Transcribe each line of the material as it is, and drop any picture.
Begin
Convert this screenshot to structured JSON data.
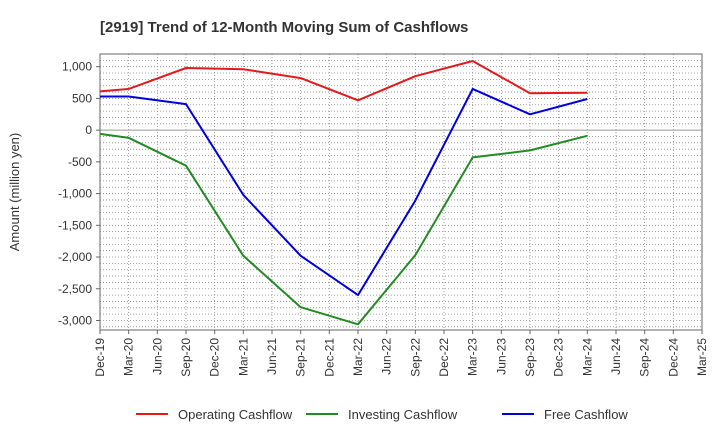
{
  "chart_data": {
    "type": "line",
    "title": "[2919]  Trend of 12-Month Moving Sum of Cashflows",
    "xlabel": "",
    "ylabel": "Amount (million yen)",
    "ylim": [
      -3150,
      1200
    ],
    "yticks": [
      1000,
      500,
      0,
      -500,
      -1000,
      -1500,
      -2000,
      -2500,
      -3000
    ],
    "ytick_labels": [
      "1,000",
      "500",
      "0",
      "-500",
      "-1,000",
      "-1,500",
      "-2,000",
      "-2,500",
      "-3,000"
    ],
    "categories": [
      "Dec-19",
      "Mar-20",
      "Jun-20",
      "Sep-20",
      "Dec-20",
      "Mar-21",
      "Jun-21",
      "Sep-21",
      "Dec-21",
      "Mar-22",
      "Jun-22",
      "Sep-22",
      "Dec-22",
      "Mar-23",
      "Jun-23",
      "Sep-23",
      "Dec-23",
      "Mar-24",
      "Jun-24",
      "Sep-24",
      "Dec-24",
      "Mar-25"
    ],
    "grid": true,
    "legend_position": "bottom",
    "series": [
      {
        "name": "Operating Cashflow",
        "color": "#e31a1c",
        "values": [
          610,
          650,
          null,
          980,
          null,
          960,
          null,
          820,
          null,
          470,
          null,
          850,
          null,
          1090,
          null,
          580,
          null,
          590,
          null,
          null,
          null,
          null
        ]
      },
      {
        "name": "Investing Cashflow",
        "color": "#238b23",
        "values": [
          -60,
          -120,
          null,
          -560,
          null,
          -1980,
          null,
          -2790,
          null,
          -3060,
          null,
          -1970,
          null,
          -430,
          null,
          -320,
          null,
          -90,
          null,
          null,
          null,
          null
        ]
      },
      {
        "name": "Free Cashflow",
        "color": "#0000dd",
        "values": [
          530,
          530,
          null,
          410,
          null,
          -1020,
          null,
          -1980,
          null,
          -2600,
          null,
          -1110,
          null,
          650,
          null,
          250,
          null,
          490,
          null,
          null,
          null,
          null
        ]
      }
    ]
  }
}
End
* **Answer to this exercise**:
Convert this screenshot to structured JSON data.
{
  "chart_data": {
    "type": "line",
    "title": "[2919]  Trend of 12-Month Moving Sum of Cashflows",
    "xlabel": "",
    "ylabel": "Amount (million yen)",
    "ylim": [
      -3150,
      1200
    ],
    "yticks": [
      1000,
      500,
      0,
      -500,
      -1000,
      -1500,
      -2000,
      -2500,
      -3000
    ],
    "ytick_labels": [
      "1,000",
      "500",
      "0",
      "-500",
      "-1,000",
      "-1,500",
      "-2,000",
      "-2,500",
      "-3,000"
    ],
    "categories": [
      "Dec-19",
      "Mar-20",
      "Jun-20",
      "Sep-20",
      "Dec-20",
      "Mar-21",
      "Jun-21",
      "Sep-21",
      "Dec-21",
      "Mar-22",
      "Jun-22",
      "Sep-22",
      "Dec-22",
      "Mar-23",
      "Jun-23",
      "Sep-23",
      "Dec-23",
      "Mar-24",
      "Jun-24",
      "Sep-24",
      "Dec-24",
      "Mar-25"
    ],
    "grid": true,
    "legend_position": "bottom",
    "series": [
      {
        "name": "Operating Cashflow",
        "color": "#e31a1c",
        "values": [
          610,
          650,
          null,
          980,
          null,
          960,
          null,
          820,
          null,
          470,
          null,
          850,
          null,
          1090,
          null,
          580,
          null,
          590,
          null,
          null,
          null,
          null
        ]
      },
      {
        "name": "Investing Cashflow",
        "color": "#238b23",
        "values": [
          -60,
          -120,
          null,
          -560,
          null,
          -1980,
          null,
          -2790,
          null,
          -3060,
          null,
          -1970,
          null,
          -430,
          null,
          -320,
          null,
          -90,
          null,
          null,
          null,
          null
        ]
      },
      {
        "name": "Free Cashflow",
        "color": "#0000dd",
        "values": [
          530,
          530,
          null,
          410,
          null,
          -1020,
          null,
          -1980,
          null,
          -2600,
          null,
          -1110,
          null,
          650,
          null,
          250,
          null,
          490,
          null,
          null,
          null,
          null
        ]
      }
    ]
  }
}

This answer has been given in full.